Dataset rows about figures =>

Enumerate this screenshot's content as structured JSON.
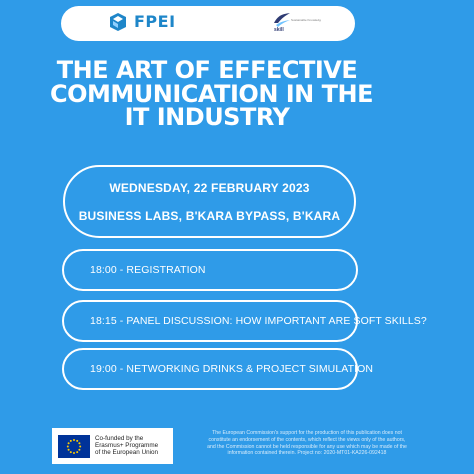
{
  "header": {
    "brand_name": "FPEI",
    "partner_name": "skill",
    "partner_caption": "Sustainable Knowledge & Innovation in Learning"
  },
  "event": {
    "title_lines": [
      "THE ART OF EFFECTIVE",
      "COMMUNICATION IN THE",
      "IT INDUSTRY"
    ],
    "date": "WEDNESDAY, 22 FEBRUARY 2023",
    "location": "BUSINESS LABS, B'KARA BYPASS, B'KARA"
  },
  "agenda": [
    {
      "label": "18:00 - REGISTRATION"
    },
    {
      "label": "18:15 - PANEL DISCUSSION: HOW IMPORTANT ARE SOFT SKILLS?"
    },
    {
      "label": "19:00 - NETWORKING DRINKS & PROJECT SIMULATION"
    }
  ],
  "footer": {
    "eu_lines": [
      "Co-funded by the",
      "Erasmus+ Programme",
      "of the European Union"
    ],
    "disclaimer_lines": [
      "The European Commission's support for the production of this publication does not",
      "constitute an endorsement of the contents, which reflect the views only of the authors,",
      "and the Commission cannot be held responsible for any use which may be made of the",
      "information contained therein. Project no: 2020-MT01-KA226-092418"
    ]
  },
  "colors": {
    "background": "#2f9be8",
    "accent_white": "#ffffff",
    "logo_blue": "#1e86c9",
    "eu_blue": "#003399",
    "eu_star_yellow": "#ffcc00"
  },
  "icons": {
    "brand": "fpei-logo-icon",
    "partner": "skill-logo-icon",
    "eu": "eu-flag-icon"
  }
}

Task statement => In the material above, show every line where the word "European" turns up.

Result =>
      "of the European Union"
      "The European Commission's support for the production of this publication does not",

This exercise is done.